→ **WHAT THE TASK ASKS**: Leave out the pictures and repeat every record exactly.

(begin)

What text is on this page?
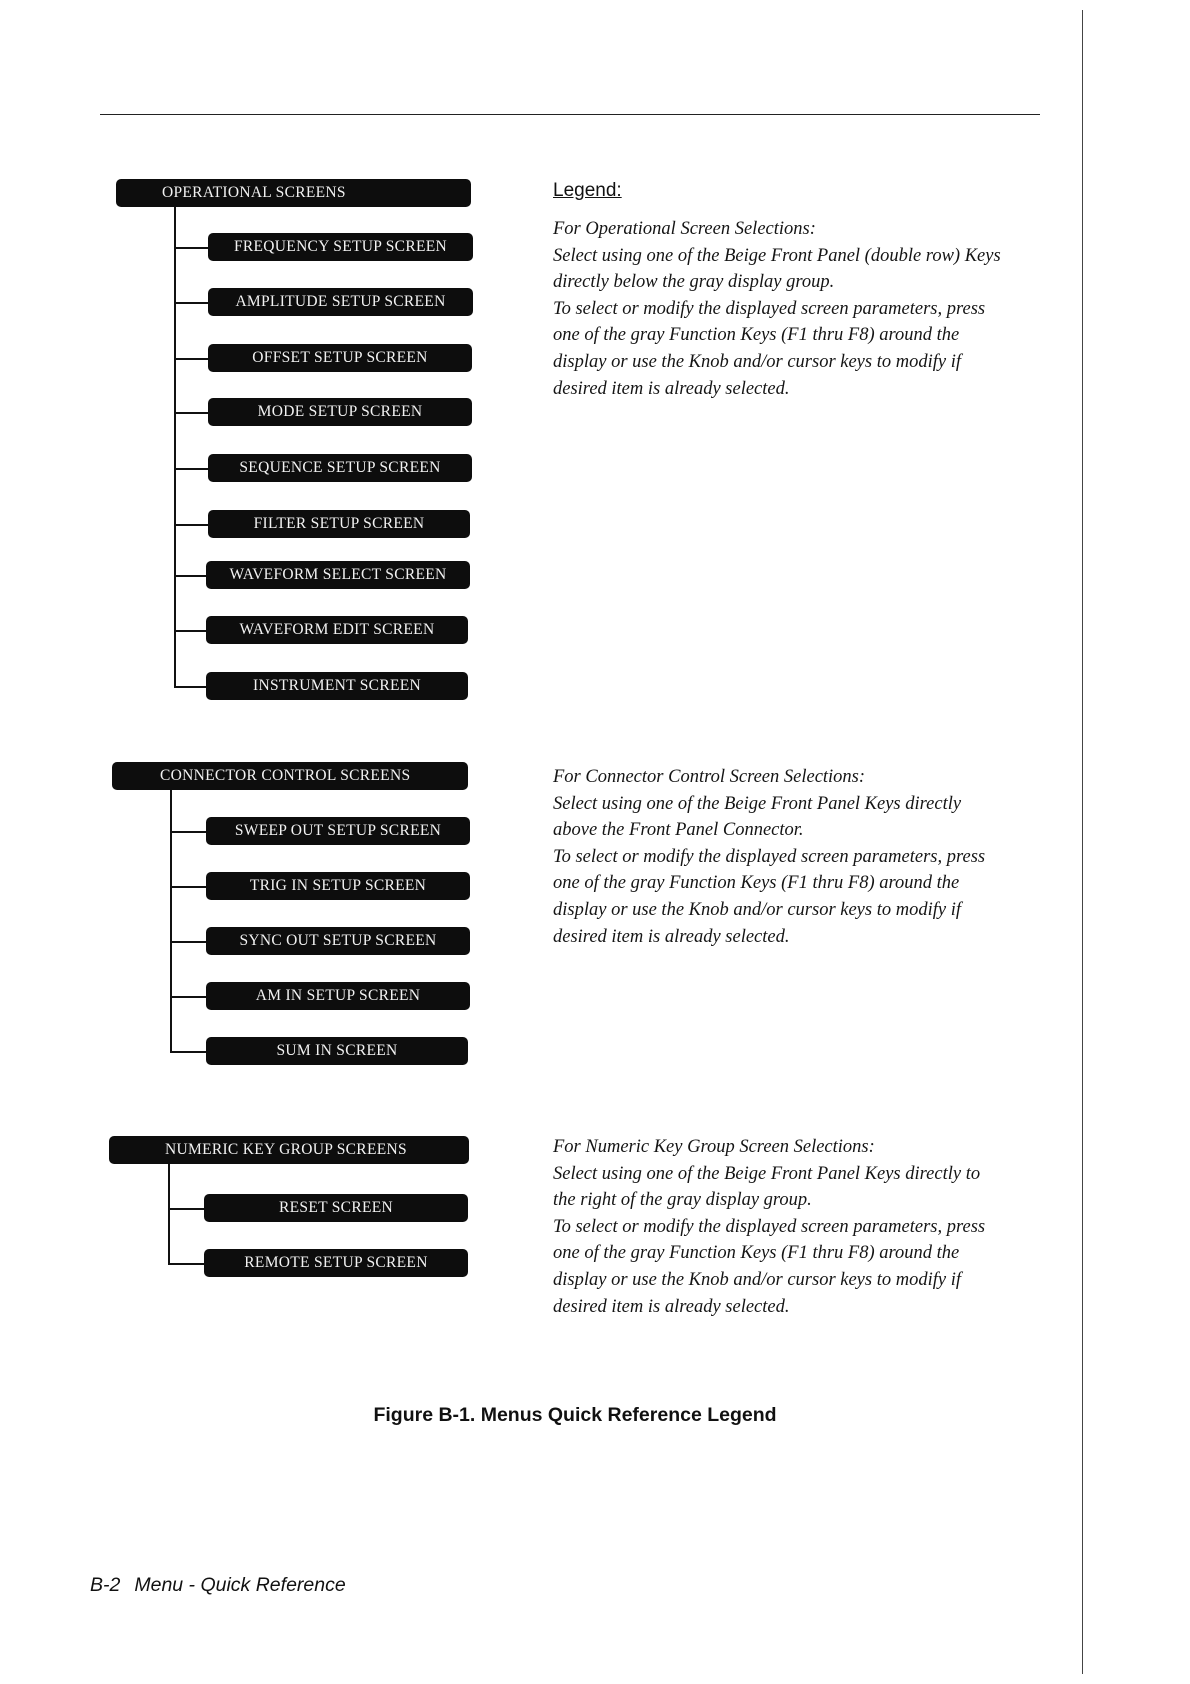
OPERATIONAL SCREENS
FREQUENCY SETUP SCREEN
AMPLITUDE SETUP SCREEN
OFFSET SETUP SCREEN
MODE SETUP SCREEN
SEQUENCE SETUP SCREEN
FILTER SETUP SCREEN
WAVEFORM SELECT SCREEN
WAVEFORM EDIT SCREEN
INSTRUMENT SCREEN
CONNECTOR CONTROL SCREENS
SWEEP OUT SETUP SCREEN
TRIG IN SETUP SCREEN
SYNC OUT SETUP SCREEN
AM IN SETUP SCREEN
SUM IN SCREEN
NUMERIC KEY GROUP SCREENS
RESET SCREEN
REMOTE SETUP SCREEN
Legend:
For Operational Screen Selections:
Select using one of the Beige Front Panel (double row) Keys
directly below the gray display group.
To select or modify the displayed screen parameters, press
one of the gray Function Keys (F1 thru F8) around the
display or use the Knob and/or cursor keys to modify if
desired item is already selected.
For Connector Control Screen Selections:
Select using one of the Beige Front Panel Keys directly
above the Front Panel Connector.
To select or modify the displayed screen parameters, press
one of the gray Function Keys (F1 thru F8) around the
display or use the Knob and/or cursor keys to modify if
desired item is already selected.
For Numeric Key Group Screen Selections:
Select using one of the Beige Front Panel Keys directly to
the right of the gray display group.
To select or modify the displayed screen parameters, press
one of the gray Function Keys (F1 thru F8) around the
display or use the Knob and/or cursor keys to modify if
desired item is already selected.
Figure B-1. Menus Quick Reference Legend
B-2 Menu - Quick Reference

(end)

→ **SOLUTION BELOW**:
What text is on this page?
OPERATIONAL SCREENS
FREQUENCY SETUP SCREEN
AMPLITUDE SETUP SCREEN
OFFSET SETUP SCREEN
MODE SETUP SCREEN
SEQUENCE SETUP SCREEN
FILTER SETUP SCREEN
WAVEFORM SELECT SCREEN
WAVEFORM EDIT SCREEN
INSTRUMENT SCREEN
CONNECTOR CONTROL SCREENS
SWEEP OUT SETUP SCREEN
TRIG IN SETUP SCREEN
SYNC OUT SETUP SCREEN
AM IN SETUP SCREEN
SUM IN SCREEN
NUMERIC KEY GROUP SCREENS
RESET SCREEN
REMOTE SETUP SCREEN
Legend:
For Operational Screen Selections:
Select using one of the Beige Front Panel (double row) Keys
directly below the gray display group.
To select or modify the displayed screen parameters, press
one of the gray Function Keys (F1 thru F8) around the
display or use the Knob and/or cursor keys to modify if
desired item is already selected.
For Connector Control Screen Selections:
Select using one of the Beige Front Panel Keys directly
above the Front Panel Connector.
To select or modify the displayed screen parameters, press
one of the gray Function Keys (F1 thru F8) around the
display or use the Knob and/or cursor keys to modify if
desired item is already selected.
For Numeric Key Group Screen Selections:
Select using one of the Beige Front Panel Keys directly to
the right of the gray display group.
To select or modify the displayed screen parameters, press
one of the gray Function Keys (F1 thru F8) around the
display or use the Knob and/or cursor keys to modify if
desired item is already selected.
Figure B-1. Menus Quick Reference Legend
B-2 Menu - Quick Reference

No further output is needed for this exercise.